___ The records ___
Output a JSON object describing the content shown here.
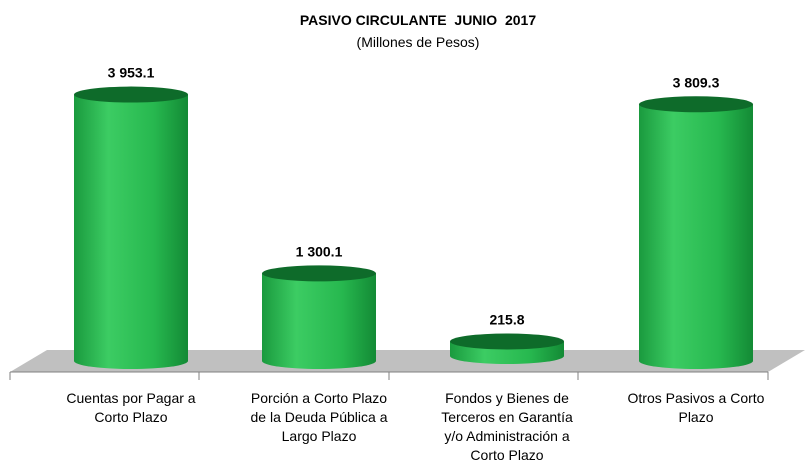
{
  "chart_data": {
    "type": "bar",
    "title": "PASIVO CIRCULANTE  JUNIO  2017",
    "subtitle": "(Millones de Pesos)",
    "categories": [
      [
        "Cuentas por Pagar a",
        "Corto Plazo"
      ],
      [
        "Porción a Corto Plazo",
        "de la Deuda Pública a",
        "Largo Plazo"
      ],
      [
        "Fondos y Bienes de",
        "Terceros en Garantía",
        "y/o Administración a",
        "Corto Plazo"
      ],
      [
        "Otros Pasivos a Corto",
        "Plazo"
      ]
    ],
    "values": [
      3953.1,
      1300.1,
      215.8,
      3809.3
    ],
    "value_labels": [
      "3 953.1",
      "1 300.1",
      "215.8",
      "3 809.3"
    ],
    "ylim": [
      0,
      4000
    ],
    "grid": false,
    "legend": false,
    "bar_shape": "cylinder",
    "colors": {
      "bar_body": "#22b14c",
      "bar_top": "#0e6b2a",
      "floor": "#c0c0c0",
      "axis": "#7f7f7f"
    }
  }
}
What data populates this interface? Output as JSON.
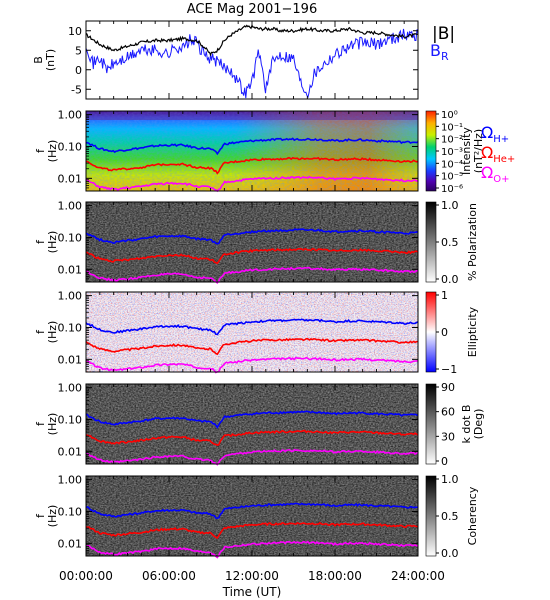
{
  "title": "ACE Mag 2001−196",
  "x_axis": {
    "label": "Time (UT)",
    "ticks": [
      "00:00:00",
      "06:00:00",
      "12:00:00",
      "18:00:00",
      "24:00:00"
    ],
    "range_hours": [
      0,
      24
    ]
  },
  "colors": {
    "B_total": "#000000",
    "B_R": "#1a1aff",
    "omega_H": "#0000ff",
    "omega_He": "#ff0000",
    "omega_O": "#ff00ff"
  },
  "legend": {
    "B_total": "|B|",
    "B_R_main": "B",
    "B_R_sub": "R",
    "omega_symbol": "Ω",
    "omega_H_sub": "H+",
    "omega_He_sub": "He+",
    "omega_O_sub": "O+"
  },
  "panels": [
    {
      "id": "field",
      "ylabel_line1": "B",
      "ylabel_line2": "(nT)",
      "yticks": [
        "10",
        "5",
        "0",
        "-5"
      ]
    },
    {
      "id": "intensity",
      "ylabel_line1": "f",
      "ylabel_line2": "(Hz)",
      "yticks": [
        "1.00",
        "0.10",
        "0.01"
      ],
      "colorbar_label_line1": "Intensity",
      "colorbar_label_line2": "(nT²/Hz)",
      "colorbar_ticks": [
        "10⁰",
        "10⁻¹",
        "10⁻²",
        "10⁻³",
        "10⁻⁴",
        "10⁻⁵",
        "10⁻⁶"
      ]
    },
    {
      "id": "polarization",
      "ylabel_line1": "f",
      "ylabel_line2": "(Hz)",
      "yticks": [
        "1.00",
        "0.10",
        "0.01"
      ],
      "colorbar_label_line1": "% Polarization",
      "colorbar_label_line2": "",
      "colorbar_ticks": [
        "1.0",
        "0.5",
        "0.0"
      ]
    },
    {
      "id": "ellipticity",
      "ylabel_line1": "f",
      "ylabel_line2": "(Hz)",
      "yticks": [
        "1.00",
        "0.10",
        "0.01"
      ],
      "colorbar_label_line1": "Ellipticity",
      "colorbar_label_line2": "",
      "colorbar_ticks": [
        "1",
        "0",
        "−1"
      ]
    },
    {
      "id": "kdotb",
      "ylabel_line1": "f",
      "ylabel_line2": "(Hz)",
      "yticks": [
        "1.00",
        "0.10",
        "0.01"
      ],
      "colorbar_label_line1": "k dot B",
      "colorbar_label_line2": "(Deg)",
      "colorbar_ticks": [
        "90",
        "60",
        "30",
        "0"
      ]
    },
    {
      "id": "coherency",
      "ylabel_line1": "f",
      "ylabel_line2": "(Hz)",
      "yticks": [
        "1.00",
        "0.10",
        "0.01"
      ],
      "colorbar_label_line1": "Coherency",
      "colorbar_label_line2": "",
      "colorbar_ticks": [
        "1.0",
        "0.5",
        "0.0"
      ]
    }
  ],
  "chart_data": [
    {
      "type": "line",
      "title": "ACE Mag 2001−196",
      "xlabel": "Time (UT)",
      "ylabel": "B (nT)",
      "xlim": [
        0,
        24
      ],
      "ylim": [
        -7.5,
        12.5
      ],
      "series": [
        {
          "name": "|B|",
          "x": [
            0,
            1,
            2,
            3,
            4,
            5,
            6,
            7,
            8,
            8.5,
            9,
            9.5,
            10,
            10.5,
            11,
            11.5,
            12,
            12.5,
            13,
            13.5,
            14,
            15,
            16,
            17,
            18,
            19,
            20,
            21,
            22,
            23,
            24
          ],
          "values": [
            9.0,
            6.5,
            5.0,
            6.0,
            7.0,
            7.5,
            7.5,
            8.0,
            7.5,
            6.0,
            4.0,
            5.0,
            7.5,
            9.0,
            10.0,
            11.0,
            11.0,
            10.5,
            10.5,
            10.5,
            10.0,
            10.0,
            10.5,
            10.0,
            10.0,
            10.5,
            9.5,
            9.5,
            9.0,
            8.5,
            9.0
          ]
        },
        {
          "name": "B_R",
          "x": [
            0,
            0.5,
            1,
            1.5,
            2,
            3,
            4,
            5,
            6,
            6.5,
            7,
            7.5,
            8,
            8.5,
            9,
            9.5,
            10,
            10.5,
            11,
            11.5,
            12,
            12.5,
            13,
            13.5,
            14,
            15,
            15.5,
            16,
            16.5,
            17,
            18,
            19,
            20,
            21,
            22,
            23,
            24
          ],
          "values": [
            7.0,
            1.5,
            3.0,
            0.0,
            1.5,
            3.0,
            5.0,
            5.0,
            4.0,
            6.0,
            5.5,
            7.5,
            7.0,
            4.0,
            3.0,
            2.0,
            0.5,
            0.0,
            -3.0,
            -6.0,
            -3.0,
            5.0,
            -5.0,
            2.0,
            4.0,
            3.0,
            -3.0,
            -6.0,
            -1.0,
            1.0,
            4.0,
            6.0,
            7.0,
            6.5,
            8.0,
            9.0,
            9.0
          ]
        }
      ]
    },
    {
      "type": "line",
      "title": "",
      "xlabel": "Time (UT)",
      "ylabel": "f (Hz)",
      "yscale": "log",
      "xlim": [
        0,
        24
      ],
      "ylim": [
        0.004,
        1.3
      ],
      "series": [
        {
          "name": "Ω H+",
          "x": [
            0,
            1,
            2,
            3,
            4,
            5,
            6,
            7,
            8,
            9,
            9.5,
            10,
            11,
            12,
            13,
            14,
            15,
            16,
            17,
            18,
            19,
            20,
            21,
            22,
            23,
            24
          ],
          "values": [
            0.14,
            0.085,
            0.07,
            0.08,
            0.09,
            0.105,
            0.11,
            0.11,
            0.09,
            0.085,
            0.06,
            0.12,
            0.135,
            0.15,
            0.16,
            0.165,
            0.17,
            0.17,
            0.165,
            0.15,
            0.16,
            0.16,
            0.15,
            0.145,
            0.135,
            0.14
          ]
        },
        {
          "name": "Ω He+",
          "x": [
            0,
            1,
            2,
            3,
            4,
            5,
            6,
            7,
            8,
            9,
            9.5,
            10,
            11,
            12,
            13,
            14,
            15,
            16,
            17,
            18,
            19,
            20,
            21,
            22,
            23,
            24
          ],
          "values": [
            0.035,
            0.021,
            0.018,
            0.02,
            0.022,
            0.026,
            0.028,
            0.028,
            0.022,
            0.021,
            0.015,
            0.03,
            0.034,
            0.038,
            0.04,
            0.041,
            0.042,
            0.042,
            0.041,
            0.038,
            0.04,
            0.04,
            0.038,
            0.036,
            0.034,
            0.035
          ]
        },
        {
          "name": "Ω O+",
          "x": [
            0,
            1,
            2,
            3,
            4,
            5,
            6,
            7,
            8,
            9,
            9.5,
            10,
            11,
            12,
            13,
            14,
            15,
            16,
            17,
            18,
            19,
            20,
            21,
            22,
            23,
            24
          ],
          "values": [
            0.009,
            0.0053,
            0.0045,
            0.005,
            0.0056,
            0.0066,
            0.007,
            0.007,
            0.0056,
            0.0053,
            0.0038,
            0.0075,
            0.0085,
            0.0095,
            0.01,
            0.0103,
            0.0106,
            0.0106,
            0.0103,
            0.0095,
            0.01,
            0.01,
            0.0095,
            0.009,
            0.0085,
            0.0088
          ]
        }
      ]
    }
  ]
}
___
___ The records ___
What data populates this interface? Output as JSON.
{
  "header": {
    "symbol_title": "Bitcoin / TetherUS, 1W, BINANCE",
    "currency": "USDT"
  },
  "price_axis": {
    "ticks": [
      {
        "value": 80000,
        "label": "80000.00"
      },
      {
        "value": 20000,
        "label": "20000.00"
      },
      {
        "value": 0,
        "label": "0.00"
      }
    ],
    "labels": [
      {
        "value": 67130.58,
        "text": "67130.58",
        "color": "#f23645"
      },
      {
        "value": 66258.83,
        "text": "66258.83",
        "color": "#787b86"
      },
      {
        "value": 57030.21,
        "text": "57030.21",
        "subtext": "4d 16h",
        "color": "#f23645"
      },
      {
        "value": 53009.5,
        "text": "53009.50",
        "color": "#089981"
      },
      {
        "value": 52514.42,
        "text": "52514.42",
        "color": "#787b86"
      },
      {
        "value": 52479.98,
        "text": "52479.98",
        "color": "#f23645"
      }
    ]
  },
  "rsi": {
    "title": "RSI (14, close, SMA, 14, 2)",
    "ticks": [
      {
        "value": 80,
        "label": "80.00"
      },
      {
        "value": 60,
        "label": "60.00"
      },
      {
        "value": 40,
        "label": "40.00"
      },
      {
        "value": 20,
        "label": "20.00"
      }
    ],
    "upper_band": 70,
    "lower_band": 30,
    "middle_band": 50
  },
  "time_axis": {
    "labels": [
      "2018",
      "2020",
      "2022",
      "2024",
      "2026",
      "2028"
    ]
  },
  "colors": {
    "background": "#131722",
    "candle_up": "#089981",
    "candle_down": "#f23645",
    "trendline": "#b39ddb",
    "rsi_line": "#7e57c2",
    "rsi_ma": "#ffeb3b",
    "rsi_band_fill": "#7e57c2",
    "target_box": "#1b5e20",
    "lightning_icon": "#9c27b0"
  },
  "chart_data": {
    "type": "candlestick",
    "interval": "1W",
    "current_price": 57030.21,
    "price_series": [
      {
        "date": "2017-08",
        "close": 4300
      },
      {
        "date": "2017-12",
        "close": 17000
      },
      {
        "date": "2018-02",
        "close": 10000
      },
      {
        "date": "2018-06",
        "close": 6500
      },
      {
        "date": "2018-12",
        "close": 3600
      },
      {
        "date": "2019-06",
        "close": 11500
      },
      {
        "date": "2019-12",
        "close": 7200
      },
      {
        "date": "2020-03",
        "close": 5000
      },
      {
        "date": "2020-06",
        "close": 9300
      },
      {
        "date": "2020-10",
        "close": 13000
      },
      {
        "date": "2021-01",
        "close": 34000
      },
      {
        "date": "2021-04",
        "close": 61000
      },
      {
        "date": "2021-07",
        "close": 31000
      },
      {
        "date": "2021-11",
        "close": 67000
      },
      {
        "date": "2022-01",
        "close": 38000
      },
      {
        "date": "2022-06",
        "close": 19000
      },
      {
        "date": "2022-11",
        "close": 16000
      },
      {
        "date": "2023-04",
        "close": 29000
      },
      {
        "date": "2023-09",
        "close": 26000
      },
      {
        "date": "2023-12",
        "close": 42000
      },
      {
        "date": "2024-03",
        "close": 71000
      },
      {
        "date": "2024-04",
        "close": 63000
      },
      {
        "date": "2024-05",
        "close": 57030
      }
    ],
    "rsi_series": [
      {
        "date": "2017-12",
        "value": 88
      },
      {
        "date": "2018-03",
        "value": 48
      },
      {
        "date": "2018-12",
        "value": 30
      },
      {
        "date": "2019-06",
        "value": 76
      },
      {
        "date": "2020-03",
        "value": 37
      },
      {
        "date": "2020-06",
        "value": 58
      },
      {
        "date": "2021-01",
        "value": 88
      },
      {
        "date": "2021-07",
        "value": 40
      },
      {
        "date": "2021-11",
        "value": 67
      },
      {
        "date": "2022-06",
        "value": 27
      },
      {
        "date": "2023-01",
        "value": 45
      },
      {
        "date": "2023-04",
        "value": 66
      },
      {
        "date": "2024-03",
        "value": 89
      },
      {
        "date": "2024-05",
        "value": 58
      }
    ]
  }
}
___
Scan the records above for the string "type", then select every line that holds it.

**Solution:**
    "type": "bar",
      "type": "line",
      "type": "line",
    "type": "candlestick",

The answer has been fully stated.